## begin PROVIDED INFORMATION
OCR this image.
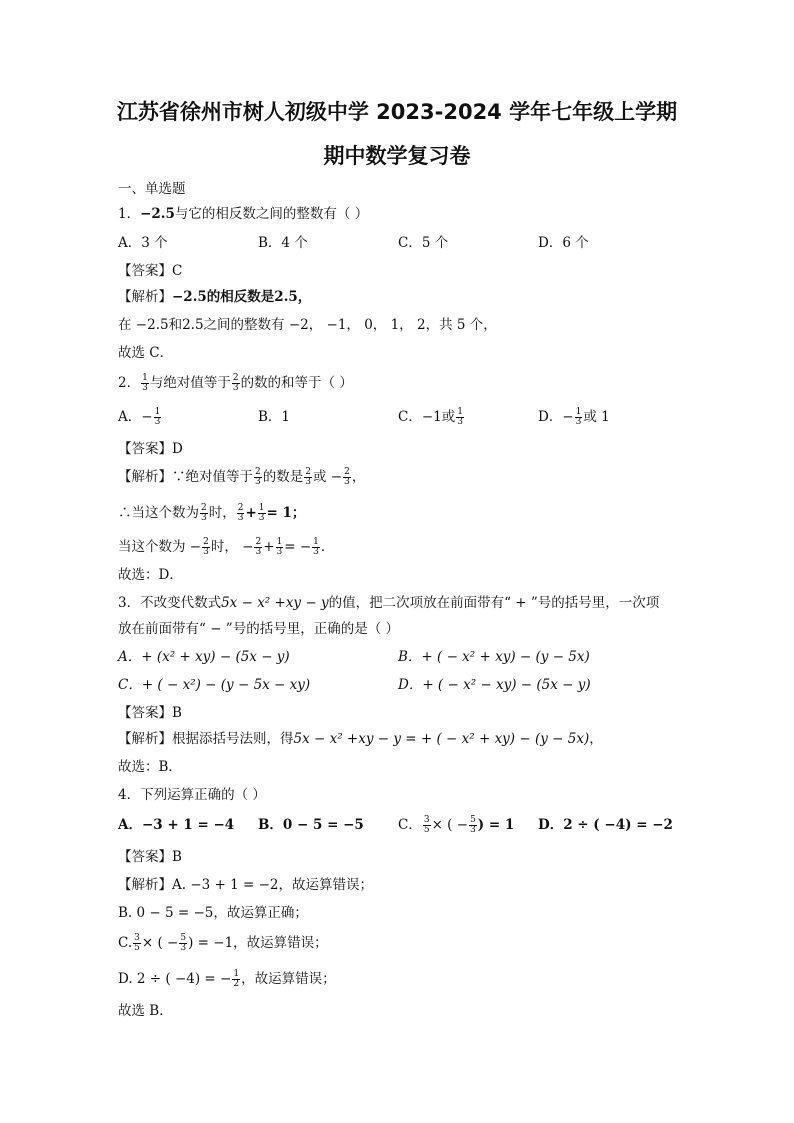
江苏省徐州市树人初级中学 2023-2024 学年七年级上学期
期中数学复习卷
一、单选题
1．−2.5与它的相反数之间的整数有（ ）
A．3 个	B．4 个	C．5 个	D．6 个
【答案】C
【解析】−2.5的相反数是2.5，
在 −2.5和2.5之间的整数有 −2， −1， 0， 1， 2，共 5 个，
故选 C．
2． $\frac{1}{3}$ 与绝对值等于 $\frac{2}{3}$ 的数的和等于（ ）
A．− $\frac{1}{3}$	B．1	C．−1或 $\frac{1}{3}$	D．− $\frac{1}{3}$ 或 1
【答案】D
【解析】∵绝对值等于 $\frac{2}{3}$ 的数是 $\frac{2}{3}$ 或 − $\frac{2}{3}$ ，
∴当这个数为 $\frac{2}{3}$ 时， $\frac{2}{3} + \frac{1}{3} = 1$；
当这个数为 − $\frac{2}{3}$ 时， − $\frac{2}{3} + \frac{1}{3}$ = − $\frac{1}{3}$ ．
故选：D．
3．不改变代数式5x − x² +xy − y的值，把二次项放在前面带有“ + ”号的括号里，一次项
放在前面带有“ − ”号的括号里，正确的是（ ）
A．+ (x² + xy) − (5x − y)	B．+ ( − x² + xy) − (y − 5x)
C．+ ( − x²) − (y − 5x − xy)	D．+ ( − x² − xy) − (5x − y)
【答案】B
【解析】根据添括号法则，得5x − x² +xy − y = + ( − x² + xy) − (y − 5x)，
故选：B．
4．下列运算正确的（ ）
A．−3 + 1 = −4 B．0 − 5 = −5	C． $\frac{3}{5}$ × ( − $\frac{5}{3}$ ) = 1 D．2 ÷ ( −4) = −2
【答案】B
【解析】A. −3 + 1 = −2，故运算错误；
B. 0 − 5 = −5，故运算正确；
C. $\frac{3}{5}$ × ( − $\frac{5}{3}$ ) = −1，故运算错误；
D. 2 ÷ ( −4) = − $\frac{1}{2}$ ，故运算错误；
故选 B．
## end PROVIDED INFORMATION
▸ WRITTEN PROBLEM
Set down all the data again exactly as above, pictures excluded.

▸ WRITTEN RESPONSE
OCR this image.
江苏省徐州市树人初级中学 2023-2024 学年七年级上学期
期中数学复习卷
一、单选题
1．−2.5与它的相反数之间的整数有（ ）
A．3 个	B．4 个	C．5 个	D．6 个
【答案】C
【解析】−2.5的相反数是2.5，
在 −2.5和2.5之间的整数有 −2， −1， 0， 1， 2，共 5 个，
故选 C．
2． $\frac{1}{3}$ 与绝对值等于 $\frac{2}{3}$ 的数的和等于（ ）
A．− $\frac{1}{3}$	B．1	C．−1或 $\frac{1}{3}$	D．− $\frac{1}{3}$ 或 1
【答案】D
【解析】∵绝对值等于 $\frac{2}{3}$ 的数是 $\frac{2}{3}$ 或 − $\frac{2}{3}$ ，
∴当这个数为 $\frac{2}{3}$ 时， $\frac{2}{3} + \frac{1}{3} = 1$；
当这个数为 − $\frac{2}{3}$ 时， − $\frac{2}{3} + \frac{1}{3}$ = − $\frac{1}{3}$ ．
故选：D．
3．不改变代数式5x − x² +xy − y的值，把二次项放在前面带有“ + ”号的括号里，一次项
放在前面带有“ − ”号的括号里，正确的是（ ）
A．+ (x² + xy) − (5x − y)	B．+ ( − x² + xy) − (y − 5x)
C．+ ( − x²) − (y − 5x − xy)	D．+ ( − x² − xy) − (5x − y)
【答案】B
【解析】根据添括号法则，得5x − x² +xy − y = + ( − x² + xy) − (y − 5x)，
故选：B．
4．下列运算正确的（ ）
A．−3 + 1 = −4 B．0 − 5 = −5	C． $\frac{3}{5}$ × ( − $\frac{5}{3}$ ) = 1 D．2 ÷ ( −4) = −2
【答案】B
【解析】A. −3 + 1 = −2，故运算错误；
B. 0 − 5 = −5，故运算正确；
C. $\frac{3}{5}$ × ( − $\frac{5}{3}$ ) = −1，故运算错误；
D. 2 ÷ ( −4) = − $\frac{1}{2}$ ，故运算错误；
故选 B．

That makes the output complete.